Problem 1
Write out the passage of the cpuset thread below, from "ok here's when" up to and including "as the app)".

Selection
***

You want to make it difficult to split an active cpuset, so as
to avoid the undesirable limiting of load balancing across such
partition boundaries.

I doubt we can find a way to do that. We'll have to let our
users make a botch of it.

--
I won't rest till it's the best ...
Programmer, Linux Scalability
Paul Jackson <[email protected]> 1.925.600.0401

2006-10-20 22:36:02

by Dinakar Guniguntala

[permalink] [raw]
Subject: Re: [RFC] cpuset: remove sched domain hooks from cpusets

On Fri, Oct 20, 2006 at 02:41:53PM -0700, Paul Jackson wrote:
>
> > 2. The main change is that we dont allow tasks to be added to a cpuset
> > if it has child cpusets that also have the sched_domain flag turned on
> > (Maybe return a EINVAL if the user tries to do that)
>
> This I would not like. It's ok to have tasks in cpusets that are
> cut by sched domain partitions (which is what I think you were getting
> at), just so long as one doesn't mind that they don't load balance
> across the partition boundaries.
>
> For example, we -always- have several tasks per-cpu in the top cpuset.
> These are the per-cpu kernel threads. They have zero interest in
> load balancing, because they are pinned on a cpu, for their life.

I cannot think of any reason why this change would affect per-cpu tasks.

>
> Or, for a slightly more interesting example, one might have a sleeping
> job (batch scheduler sent SIGPAUSE to all its threads) that is in a
> cpuset cut by the current sched domain partitioning. Since that job is
> not running, we don't care whether it gets good load balancing services
> or not.

ok here's when I think a system administrator would want to partition
sched domains. If there is an application that is very sensitive to
performance and latencies and would have very low tolerance for
interference from any other code running on the cpus, then the
admin would partition the sched domain and separate this application
from the rest of the system. (per-cpu threads obviously will
continue to run in the same domain as the app)

So in this example, clearly there is no sense in letting a batch job
run in the same sched domain as our application. Now lets say if our
performance and latency sensitive application only runs during the
day, then the admin can turn off the sched domain flag and tear down
the sched domain for the night. This will then enable the batch job
running in the parent cpuset to get a chance to run on all the cpus.

***

Input records
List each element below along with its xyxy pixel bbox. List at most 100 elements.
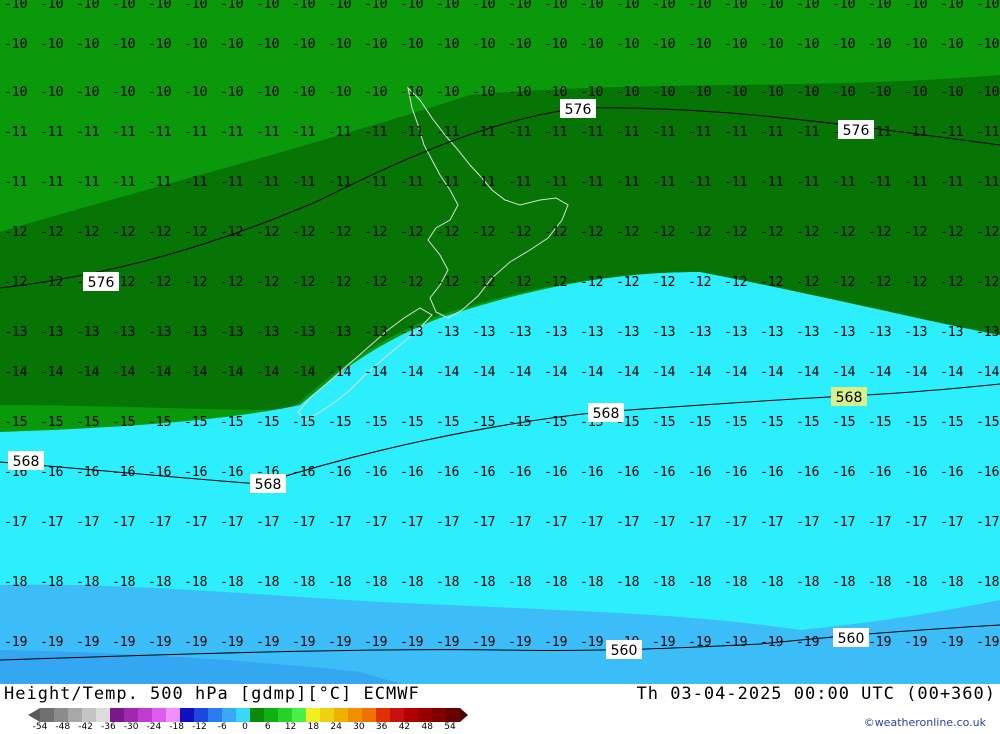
temperature-value: -10 xyxy=(724,0,747,12)
temperature-value: -10 xyxy=(220,0,243,12)
temperature-value: -19 xyxy=(688,635,711,650)
temperature-value: -10 xyxy=(832,85,855,100)
temperature-value: -18 xyxy=(832,575,855,590)
temperature-value: -11 xyxy=(4,125,27,140)
temperature-value: -14 xyxy=(328,365,352,380)
temperature-value: -14 xyxy=(220,365,244,380)
temperature-value: -19 xyxy=(112,635,135,650)
temperature-value: -12 xyxy=(472,275,495,290)
temperature-value: -10 xyxy=(652,0,675,12)
temperature-value: -11 xyxy=(688,175,711,190)
temperature-value: -11 xyxy=(580,175,603,190)
credit-link[interactable]: ©weatheronline.co.uk xyxy=(864,716,986,729)
temperature-value: -12 xyxy=(652,225,675,240)
temperature-value: -18 xyxy=(868,575,891,590)
temperature-value: -15 xyxy=(220,415,243,430)
temperature-value: -13 xyxy=(544,325,567,340)
temperature-value: -11 xyxy=(652,175,675,190)
temperature-value: -11 xyxy=(76,175,99,190)
temperature-value: -13 xyxy=(904,325,927,340)
svg-text:576: 576 xyxy=(565,102,592,118)
temperature-value: -10 xyxy=(508,37,531,52)
temperature-value: -15 xyxy=(868,415,891,430)
temperature-value: -11 xyxy=(220,175,243,190)
temperature-value: -10 xyxy=(508,0,531,12)
temperature-value: -13 xyxy=(580,325,603,340)
legend-swatch xyxy=(54,708,69,722)
temperature-value: -12 xyxy=(688,275,711,290)
temperature-value: -18 xyxy=(724,575,747,590)
temperature-value: -16 xyxy=(400,465,423,480)
temperature-value: -12 xyxy=(724,275,747,290)
temperature-value: -12 xyxy=(256,225,279,240)
temperature-value: -10 xyxy=(76,85,99,100)
temperature-value: -17 xyxy=(256,515,279,530)
temperature-value: -16 xyxy=(220,465,243,480)
temperature-value: -11 xyxy=(868,175,891,190)
temperature-value: -17 xyxy=(184,515,207,530)
temperature-value: -10 xyxy=(904,0,927,12)
temperature-value: -13 xyxy=(112,325,135,340)
temperature-value: -19 xyxy=(436,635,459,650)
temperature-value: -10 xyxy=(472,0,495,12)
temperature-value: -10 xyxy=(760,0,783,12)
temperature-value: -11 xyxy=(796,175,819,190)
weather-map: -10 -10 -10 -10 -10 -10 -10 -10 -10 -10 -10 -10 -10-… xyxy=(0,0,1000,708)
temperature-value: -10 xyxy=(220,85,243,100)
temperature-value: -19 xyxy=(544,635,567,650)
temperature-value: -10 xyxy=(220,37,243,52)
temperature-value: -13 xyxy=(400,325,423,340)
temperature-value: -16 xyxy=(544,465,567,480)
isohypse-label: 568 xyxy=(588,403,624,422)
temperature-value: -11 xyxy=(328,125,351,140)
temperature-value: -10 xyxy=(616,37,639,52)
legend-swatch xyxy=(68,708,83,722)
temperature-value: -11 xyxy=(472,175,495,190)
temperature-value: -18 xyxy=(76,575,99,590)
temperature-value: -16 xyxy=(652,465,675,480)
temperature-value: -14 xyxy=(976,365,1000,380)
legend-tick: -48 xyxy=(55,722,71,732)
temperature-value: -12 xyxy=(40,225,63,240)
temperature-value: -11 xyxy=(580,125,603,140)
temperature-value: -10 xyxy=(292,85,315,100)
temperature-value: -12 xyxy=(508,225,531,240)
legend-swatch xyxy=(152,708,167,722)
temperature-value: -12 xyxy=(184,275,207,290)
temperature-value: -14 xyxy=(940,365,964,380)
temperature-value: -15 xyxy=(760,415,783,430)
temperature-value: -14 xyxy=(472,365,496,380)
color-legend xyxy=(28,708,468,722)
legend-swatch xyxy=(432,708,447,722)
temperature-value: -12 xyxy=(796,275,819,290)
temperature-value: -10 xyxy=(544,37,567,52)
temperature-value: -10 xyxy=(40,85,63,100)
isohypse-label: 576 xyxy=(560,99,596,118)
temperature-value: -17 xyxy=(292,515,315,530)
temperature-value: -11 xyxy=(256,175,279,190)
temperature-value: -19 xyxy=(580,635,603,650)
temperature-value: -10 xyxy=(436,85,459,100)
temperature-value: -11 xyxy=(40,175,63,190)
temperature-value: -15 xyxy=(940,415,963,430)
temperature-value: -10 xyxy=(832,37,855,52)
legend-swatch xyxy=(404,708,419,722)
temperature-value: -14 xyxy=(580,365,604,380)
temperature-value: -16 xyxy=(436,465,459,480)
temperature-value: -12 xyxy=(544,225,567,240)
temperature-value: -10 xyxy=(760,37,783,52)
temperature-value: -12 xyxy=(760,225,783,240)
temperature-value: -14 xyxy=(4,365,28,380)
temperature-value: -10 xyxy=(868,0,891,12)
temperature-value: -15 xyxy=(112,415,135,430)
temperature-value: -19 xyxy=(40,635,63,650)
temperature-value: -11 xyxy=(724,125,747,140)
temperature-value: -10 xyxy=(472,85,495,100)
temperature-value: -12 xyxy=(328,225,351,240)
temperature-value: -13 xyxy=(976,325,999,340)
temperature-value: -19 xyxy=(256,635,279,650)
temperature-value: -15 xyxy=(292,415,315,430)
temperature-value: -11 xyxy=(904,125,927,140)
temperature-value: -18 xyxy=(688,575,711,590)
temperature-value: -18 xyxy=(760,575,783,590)
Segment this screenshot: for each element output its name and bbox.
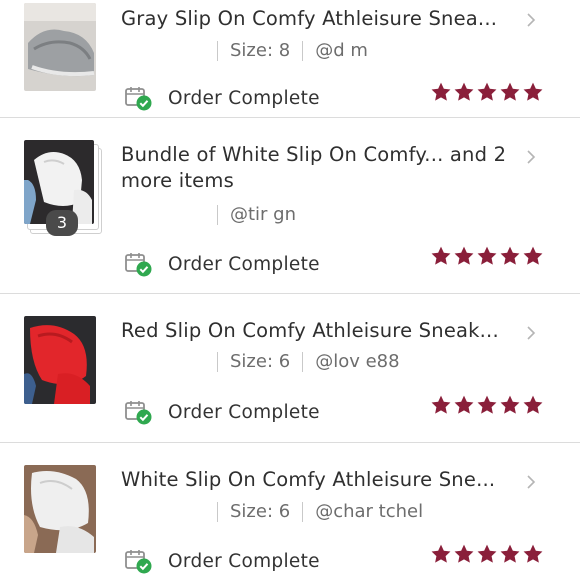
status-text: Order Complete xyxy=(168,401,320,423)
star-icon xyxy=(476,394,498,416)
divider xyxy=(217,40,218,61)
order-title[interactable]: White Slip On Comfy Athleisure Sne... xyxy=(121,467,511,493)
order-row[interactable]: 3 Bundle of White Slip On Comfy... and 2… xyxy=(0,118,580,294)
divider xyxy=(217,204,218,225)
order-complete-icon xyxy=(124,250,154,278)
star-icon xyxy=(499,394,521,416)
order-meta: Size: 8 @d m xyxy=(121,40,368,61)
chevron-right-icon[interactable] xyxy=(524,13,538,27)
star-rating xyxy=(430,543,544,565)
divider xyxy=(217,501,218,522)
username[interactable]: @char tchel xyxy=(315,501,423,522)
order-row[interactable]: Gray Slip On Comfy Athleisure Snea... Si… xyxy=(0,0,580,118)
order-title[interactable]: Bundle of White Slip On Comfy... and 2 m… xyxy=(121,142,511,194)
star-icon xyxy=(476,543,498,565)
order-status: Order Complete xyxy=(124,398,320,426)
order-meta: Size: 6 @lov e88 xyxy=(121,351,400,372)
order-title[interactable]: Gray Slip On Comfy Athleisure Snea... xyxy=(121,6,511,32)
product-thumbnail[interactable] xyxy=(24,465,96,553)
chevron-right-icon[interactable] xyxy=(524,475,538,489)
size-label: Size: 8 xyxy=(230,40,291,61)
order-complete-icon xyxy=(124,547,154,575)
username[interactable]: @lov e88 xyxy=(315,351,399,372)
star-rating xyxy=(430,245,544,267)
username[interactable]: @tir gn xyxy=(230,204,296,225)
order-meta: @tir gn xyxy=(121,204,296,225)
status-text: Order Complete xyxy=(168,87,320,109)
star-icon xyxy=(430,81,452,103)
size-label: Size: 6 xyxy=(230,351,291,372)
item-count-badge: 3 xyxy=(46,210,78,236)
star-icon xyxy=(476,245,498,267)
star-icon xyxy=(430,394,452,416)
size-label: Size: 6 xyxy=(230,501,291,522)
divider xyxy=(302,351,304,372)
chevron-right-icon[interactable] xyxy=(524,150,538,164)
order-status: Order Complete xyxy=(124,547,320,575)
order-status: Order Complete xyxy=(124,250,320,278)
order-meta: Size: 6 @char tchel xyxy=(121,501,423,522)
product-thumbnail[interactable] xyxy=(24,3,96,91)
star-rating xyxy=(430,394,544,416)
star-icon xyxy=(430,543,452,565)
star-icon xyxy=(499,245,521,267)
star-rating xyxy=(430,81,544,103)
order-complete-icon xyxy=(124,398,154,426)
star-icon xyxy=(499,81,521,103)
bundle-thumbnail[interactable]: 3 xyxy=(20,140,102,236)
order-row[interactable]: White Slip On Comfy Athleisure Sne... Si… xyxy=(0,443,580,580)
star-icon xyxy=(430,245,452,267)
order-status: Order Complete xyxy=(124,84,320,112)
star-icon xyxy=(522,245,544,267)
order-complete-icon xyxy=(124,84,154,112)
star-icon xyxy=(499,543,521,565)
order-row[interactable]: Red Slip On Comfy Athleisure Sneak... Si… xyxy=(0,294,580,443)
status-text: Order Complete xyxy=(168,550,320,572)
star-icon xyxy=(453,394,475,416)
star-icon xyxy=(522,394,544,416)
star-icon xyxy=(453,81,475,103)
product-thumbnail[interactable] xyxy=(24,316,96,404)
star-icon xyxy=(522,543,544,565)
divider xyxy=(302,501,304,522)
status-text: Order Complete xyxy=(168,253,320,275)
divider xyxy=(217,351,218,372)
star-icon xyxy=(453,543,475,565)
chevron-right-icon[interactable] xyxy=(524,326,538,340)
star-icon xyxy=(453,245,475,267)
divider xyxy=(302,40,304,61)
order-title[interactable]: Red Slip On Comfy Athleisure Sneak... xyxy=(121,318,511,344)
star-icon xyxy=(476,81,498,103)
username[interactable]: @d m xyxy=(315,40,368,61)
star-icon xyxy=(522,81,544,103)
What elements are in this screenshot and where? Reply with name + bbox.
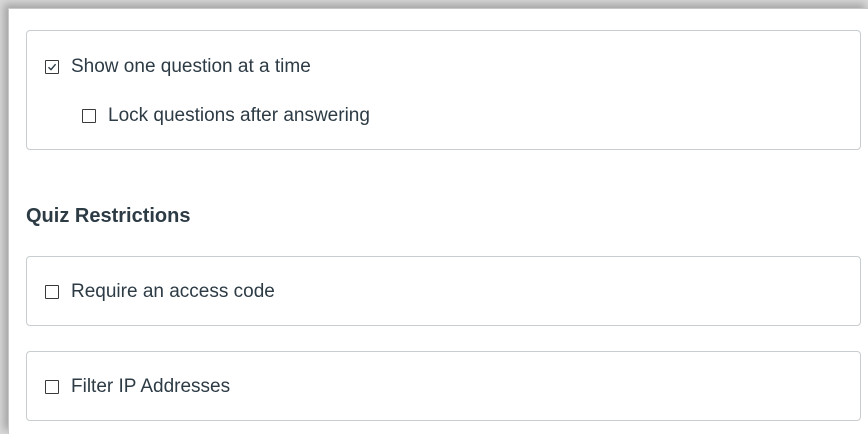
require-access-code-label: Require an access code [71,281,275,302]
filter-ip-option[interactable]: Filter IP Addresses [45,376,230,398]
quiz-settings-frame: Show one question at a time Lock questio… [8,8,868,434]
lock-questions-checkbox[interactable] [82,109,96,123]
filter-ip-panel: Filter IP Addresses [26,351,861,421]
require-access-code-checkbox[interactable] [45,285,59,299]
show-one-question-label: Show one question at a time [71,56,311,77]
lock-questions-label: Lock questions after answering [108,105,370,126]
question-display-panel: Show one question at a time Lock questio… [26,30,861,150]
quiz-restrictions-heading: Quiz Restrictions [26,205,191,227]
access-code-panel: Require an access code [26,256,861,326]
show-one-question-option[interactable]: Show one question at a time [45,56,311,78]
filter-ip-checkbox[interactable] [45,380,59,394]
checkmark-icon [48,63,57,71]
require-access-code-option[interactable]: Require an access code [45,281,275,303]
filter-ip-label: Filter IP Addresses [71,376,231,397]
show-one-question-checkbox[interactable] [45,60,59,74]
lock-questions-option[interactable]: Lock questions after answering [82,105,370,127]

***

Problem 2
Reproduce the lines of the entries from the line with "status-text: Order Complete xyxy=(168,401,320,423)" up to and including the line with "divider xyxy=(217,204,218,225)".

Complete answer 1
ok here's when I think a system administrator would want to partition
sched domains. If there is an application that is very sensitive to
performance and latencies and would have very low tolerance for
interference from any other code running on the cpus, then the
admin would partition the sched domain and separate this application
from the rest of the system. (per-cpu threads obviously will
continue to run in the same domain as the app)

Complete answer 2
status-text: Order Complete xyxy=(168,401,320,423)
star-icon xyxy=(476,394,498,416)
divider xyxy=(217,40,218,61)
order-title[interactable]: White Slip On Comfy Athleisure Sne... xyxy=(121,467,511,493)
order-row[interactable]: 3 Bundle of White Slip On Comfy... and 2… xyxy=(0,118,580,294)
divider xyxy=(217,204,218,225)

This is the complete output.